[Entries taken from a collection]
^^^^^^^^^^^^^^^^

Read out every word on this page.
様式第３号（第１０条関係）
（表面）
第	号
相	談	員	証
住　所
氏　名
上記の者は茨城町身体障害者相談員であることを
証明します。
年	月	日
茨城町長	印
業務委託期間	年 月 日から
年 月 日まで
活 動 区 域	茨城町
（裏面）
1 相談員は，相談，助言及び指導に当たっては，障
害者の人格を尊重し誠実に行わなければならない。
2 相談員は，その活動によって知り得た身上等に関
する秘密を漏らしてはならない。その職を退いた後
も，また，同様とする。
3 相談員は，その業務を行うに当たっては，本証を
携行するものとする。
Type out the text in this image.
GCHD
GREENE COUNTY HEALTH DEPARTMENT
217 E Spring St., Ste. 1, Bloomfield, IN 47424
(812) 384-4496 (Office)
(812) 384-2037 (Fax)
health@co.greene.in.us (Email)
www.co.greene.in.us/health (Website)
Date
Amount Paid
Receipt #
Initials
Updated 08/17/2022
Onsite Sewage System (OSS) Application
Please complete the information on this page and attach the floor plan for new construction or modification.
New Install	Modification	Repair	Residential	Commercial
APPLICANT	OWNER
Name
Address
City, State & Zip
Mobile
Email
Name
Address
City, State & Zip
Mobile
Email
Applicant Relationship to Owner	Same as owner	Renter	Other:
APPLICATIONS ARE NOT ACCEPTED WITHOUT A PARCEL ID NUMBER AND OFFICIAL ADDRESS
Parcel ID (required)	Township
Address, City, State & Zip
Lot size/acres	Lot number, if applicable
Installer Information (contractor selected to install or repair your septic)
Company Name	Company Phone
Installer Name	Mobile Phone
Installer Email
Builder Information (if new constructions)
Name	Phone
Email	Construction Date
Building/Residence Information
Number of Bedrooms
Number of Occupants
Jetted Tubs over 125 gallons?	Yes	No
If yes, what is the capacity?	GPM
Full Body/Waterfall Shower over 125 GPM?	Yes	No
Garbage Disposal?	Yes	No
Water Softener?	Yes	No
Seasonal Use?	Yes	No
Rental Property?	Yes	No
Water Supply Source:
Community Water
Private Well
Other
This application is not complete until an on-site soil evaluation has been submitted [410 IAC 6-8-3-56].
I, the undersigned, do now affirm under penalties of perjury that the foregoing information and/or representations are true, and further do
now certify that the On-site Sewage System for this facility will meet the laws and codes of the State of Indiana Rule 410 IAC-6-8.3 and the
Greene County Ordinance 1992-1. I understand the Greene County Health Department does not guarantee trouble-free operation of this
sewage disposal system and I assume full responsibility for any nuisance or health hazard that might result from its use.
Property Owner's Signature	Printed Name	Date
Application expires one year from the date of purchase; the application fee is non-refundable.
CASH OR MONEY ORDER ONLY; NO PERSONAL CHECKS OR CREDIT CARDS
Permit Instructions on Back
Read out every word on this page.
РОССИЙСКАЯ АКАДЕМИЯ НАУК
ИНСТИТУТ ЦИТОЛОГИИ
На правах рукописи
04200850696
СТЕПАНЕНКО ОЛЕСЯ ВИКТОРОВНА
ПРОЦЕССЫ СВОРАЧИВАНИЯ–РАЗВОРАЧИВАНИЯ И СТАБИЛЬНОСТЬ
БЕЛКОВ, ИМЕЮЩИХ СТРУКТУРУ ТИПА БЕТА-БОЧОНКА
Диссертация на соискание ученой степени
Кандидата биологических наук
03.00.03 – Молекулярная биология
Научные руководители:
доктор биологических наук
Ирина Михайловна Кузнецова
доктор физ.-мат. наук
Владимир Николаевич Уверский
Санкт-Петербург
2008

^^^^^^^^^^^^^^^^

Go through the material line by line. Show each line that contains the string "Email".

#### Output for this task:
health@co.greene.in.us (Email)
Email
Email
Installer Email
Email	Construction Date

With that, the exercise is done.